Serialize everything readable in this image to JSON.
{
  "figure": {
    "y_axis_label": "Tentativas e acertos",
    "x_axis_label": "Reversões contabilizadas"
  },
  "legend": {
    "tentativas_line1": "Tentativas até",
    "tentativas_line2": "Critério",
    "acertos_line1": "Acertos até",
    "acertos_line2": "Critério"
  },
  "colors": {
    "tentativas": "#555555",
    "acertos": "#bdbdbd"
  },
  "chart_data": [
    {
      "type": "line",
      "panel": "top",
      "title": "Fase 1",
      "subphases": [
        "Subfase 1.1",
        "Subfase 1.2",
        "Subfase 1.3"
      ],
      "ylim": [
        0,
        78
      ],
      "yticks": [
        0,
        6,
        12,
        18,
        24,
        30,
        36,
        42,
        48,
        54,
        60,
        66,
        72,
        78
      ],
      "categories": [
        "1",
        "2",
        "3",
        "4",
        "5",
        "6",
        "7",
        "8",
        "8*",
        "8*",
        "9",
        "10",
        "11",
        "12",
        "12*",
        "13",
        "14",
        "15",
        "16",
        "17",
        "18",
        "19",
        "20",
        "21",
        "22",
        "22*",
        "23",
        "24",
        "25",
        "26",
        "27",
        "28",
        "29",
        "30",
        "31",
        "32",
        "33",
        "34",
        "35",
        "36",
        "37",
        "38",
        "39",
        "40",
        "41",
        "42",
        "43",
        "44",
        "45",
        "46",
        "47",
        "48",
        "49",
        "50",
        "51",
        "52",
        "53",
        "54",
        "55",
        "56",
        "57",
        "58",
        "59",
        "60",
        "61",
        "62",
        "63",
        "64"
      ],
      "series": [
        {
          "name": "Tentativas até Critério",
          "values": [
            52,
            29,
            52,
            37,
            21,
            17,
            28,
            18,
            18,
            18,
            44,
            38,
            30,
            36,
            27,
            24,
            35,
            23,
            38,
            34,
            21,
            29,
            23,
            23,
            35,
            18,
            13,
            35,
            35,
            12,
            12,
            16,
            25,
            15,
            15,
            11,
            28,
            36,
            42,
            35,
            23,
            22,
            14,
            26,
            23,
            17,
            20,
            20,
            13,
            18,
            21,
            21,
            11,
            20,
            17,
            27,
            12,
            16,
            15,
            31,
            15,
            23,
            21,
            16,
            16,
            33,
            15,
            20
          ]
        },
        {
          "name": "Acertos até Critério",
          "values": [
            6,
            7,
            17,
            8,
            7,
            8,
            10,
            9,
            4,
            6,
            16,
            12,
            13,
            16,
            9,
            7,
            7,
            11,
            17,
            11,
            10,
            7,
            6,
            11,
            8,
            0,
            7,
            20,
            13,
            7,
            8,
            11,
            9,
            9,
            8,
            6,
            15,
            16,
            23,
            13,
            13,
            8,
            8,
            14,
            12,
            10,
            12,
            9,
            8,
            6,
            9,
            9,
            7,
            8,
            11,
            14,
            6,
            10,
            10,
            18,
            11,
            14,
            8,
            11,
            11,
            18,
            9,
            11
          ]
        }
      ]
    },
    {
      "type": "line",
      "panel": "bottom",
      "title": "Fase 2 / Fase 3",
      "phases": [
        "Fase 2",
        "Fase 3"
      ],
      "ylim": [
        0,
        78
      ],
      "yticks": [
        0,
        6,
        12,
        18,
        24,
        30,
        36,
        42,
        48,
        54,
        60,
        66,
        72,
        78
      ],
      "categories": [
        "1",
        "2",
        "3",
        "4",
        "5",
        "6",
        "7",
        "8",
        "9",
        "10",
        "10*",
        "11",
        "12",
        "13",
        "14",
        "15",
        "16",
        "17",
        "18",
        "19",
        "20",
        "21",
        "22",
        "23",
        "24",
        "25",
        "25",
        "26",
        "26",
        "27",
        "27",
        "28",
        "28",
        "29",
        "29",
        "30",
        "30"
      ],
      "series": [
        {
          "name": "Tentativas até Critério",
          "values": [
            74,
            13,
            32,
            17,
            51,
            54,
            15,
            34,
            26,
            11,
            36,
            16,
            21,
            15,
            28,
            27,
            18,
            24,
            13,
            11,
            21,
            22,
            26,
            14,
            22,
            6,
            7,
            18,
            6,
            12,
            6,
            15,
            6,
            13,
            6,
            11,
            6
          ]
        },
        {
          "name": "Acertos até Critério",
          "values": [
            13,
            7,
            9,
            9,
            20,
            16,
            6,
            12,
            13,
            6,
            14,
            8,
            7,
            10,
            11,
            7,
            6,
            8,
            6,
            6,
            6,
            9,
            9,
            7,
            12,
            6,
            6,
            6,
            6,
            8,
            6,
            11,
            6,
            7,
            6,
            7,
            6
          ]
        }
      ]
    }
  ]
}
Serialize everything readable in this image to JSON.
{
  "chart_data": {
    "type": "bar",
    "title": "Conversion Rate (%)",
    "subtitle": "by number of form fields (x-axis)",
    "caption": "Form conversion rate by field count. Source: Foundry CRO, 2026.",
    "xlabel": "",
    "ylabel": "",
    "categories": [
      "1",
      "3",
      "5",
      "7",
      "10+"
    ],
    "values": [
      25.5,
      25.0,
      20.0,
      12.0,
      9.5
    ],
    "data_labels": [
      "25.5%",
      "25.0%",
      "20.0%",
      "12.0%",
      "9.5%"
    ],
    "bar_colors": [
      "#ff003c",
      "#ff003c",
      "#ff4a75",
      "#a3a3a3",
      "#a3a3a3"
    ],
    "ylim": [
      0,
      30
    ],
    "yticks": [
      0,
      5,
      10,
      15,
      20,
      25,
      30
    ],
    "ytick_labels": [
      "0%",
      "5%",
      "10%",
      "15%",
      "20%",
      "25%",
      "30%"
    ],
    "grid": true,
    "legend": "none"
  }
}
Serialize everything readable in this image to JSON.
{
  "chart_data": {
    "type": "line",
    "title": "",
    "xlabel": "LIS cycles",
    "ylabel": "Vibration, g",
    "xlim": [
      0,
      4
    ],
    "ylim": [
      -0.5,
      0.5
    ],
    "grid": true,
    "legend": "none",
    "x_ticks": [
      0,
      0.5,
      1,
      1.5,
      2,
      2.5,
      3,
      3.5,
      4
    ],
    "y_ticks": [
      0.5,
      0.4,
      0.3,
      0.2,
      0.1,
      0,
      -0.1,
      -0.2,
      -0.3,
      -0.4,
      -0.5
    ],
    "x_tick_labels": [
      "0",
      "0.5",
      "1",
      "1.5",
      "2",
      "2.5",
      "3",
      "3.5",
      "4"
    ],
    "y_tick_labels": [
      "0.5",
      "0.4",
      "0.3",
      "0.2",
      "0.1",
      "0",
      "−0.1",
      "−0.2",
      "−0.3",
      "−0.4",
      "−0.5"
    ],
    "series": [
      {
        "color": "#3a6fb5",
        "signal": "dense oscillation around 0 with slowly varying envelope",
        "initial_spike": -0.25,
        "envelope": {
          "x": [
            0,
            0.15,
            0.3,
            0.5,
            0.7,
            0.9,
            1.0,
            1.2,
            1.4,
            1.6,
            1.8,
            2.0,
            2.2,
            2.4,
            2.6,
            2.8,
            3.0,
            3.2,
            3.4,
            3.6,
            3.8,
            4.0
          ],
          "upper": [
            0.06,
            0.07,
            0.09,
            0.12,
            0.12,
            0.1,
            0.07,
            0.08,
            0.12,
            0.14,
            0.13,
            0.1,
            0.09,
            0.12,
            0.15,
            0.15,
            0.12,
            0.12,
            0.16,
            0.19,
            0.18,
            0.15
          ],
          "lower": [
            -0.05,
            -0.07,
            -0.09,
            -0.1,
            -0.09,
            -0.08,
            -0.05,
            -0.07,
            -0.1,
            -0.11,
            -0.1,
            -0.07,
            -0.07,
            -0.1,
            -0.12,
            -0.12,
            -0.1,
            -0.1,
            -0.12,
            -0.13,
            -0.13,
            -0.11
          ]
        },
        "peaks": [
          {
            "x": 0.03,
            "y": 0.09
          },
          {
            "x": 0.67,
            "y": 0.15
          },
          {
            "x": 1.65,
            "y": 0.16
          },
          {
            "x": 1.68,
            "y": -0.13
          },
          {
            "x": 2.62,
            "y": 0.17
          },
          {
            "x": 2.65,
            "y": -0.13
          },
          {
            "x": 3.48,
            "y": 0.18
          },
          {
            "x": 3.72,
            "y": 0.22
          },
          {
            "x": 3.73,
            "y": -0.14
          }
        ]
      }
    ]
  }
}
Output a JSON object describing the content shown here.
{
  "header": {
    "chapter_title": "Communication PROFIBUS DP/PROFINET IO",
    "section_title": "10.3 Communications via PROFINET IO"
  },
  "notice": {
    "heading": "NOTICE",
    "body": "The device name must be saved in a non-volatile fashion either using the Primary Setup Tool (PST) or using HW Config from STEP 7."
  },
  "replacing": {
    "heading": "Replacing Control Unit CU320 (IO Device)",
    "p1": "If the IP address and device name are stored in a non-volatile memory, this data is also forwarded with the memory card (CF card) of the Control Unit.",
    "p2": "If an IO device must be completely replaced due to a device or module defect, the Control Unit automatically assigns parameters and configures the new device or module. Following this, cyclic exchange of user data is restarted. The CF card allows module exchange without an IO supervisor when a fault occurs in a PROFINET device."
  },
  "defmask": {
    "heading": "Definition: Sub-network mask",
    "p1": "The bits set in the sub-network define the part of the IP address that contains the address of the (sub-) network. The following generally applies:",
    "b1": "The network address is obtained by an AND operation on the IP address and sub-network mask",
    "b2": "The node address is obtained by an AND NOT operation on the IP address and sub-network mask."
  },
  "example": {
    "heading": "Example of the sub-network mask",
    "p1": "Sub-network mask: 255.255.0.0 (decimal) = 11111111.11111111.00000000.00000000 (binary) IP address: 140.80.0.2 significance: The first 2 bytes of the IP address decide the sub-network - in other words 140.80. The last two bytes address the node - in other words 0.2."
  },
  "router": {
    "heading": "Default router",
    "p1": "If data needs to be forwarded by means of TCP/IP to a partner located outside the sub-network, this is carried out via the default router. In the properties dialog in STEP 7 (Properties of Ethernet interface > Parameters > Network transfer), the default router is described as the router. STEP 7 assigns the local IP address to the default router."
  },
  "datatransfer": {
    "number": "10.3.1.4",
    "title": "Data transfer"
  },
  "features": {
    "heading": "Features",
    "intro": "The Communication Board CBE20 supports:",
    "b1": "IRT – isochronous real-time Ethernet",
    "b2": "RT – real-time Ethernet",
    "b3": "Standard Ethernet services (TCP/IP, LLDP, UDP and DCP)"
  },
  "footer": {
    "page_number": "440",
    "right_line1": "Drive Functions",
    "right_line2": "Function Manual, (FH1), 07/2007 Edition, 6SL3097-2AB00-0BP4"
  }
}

▶ [WHAT IS ASKED]:
Go through the material and select each line with the string "must" in it.

▶ [THE ANSWER]:
    "body": "The device name must be saved in a non-volatile fashion either using the Primary Setup Tool (PST) or using HW Config from STEP 7."
    "p2": "If an IO device must be completely replaced due to a device or module defect, the Control Unit automatically assigns parameters and configures the new device or module. Following this, cyclic exchange of user data is restarted. The CF card allows module exchange without an IO supervisor when a fault occurs in a PROFINET device."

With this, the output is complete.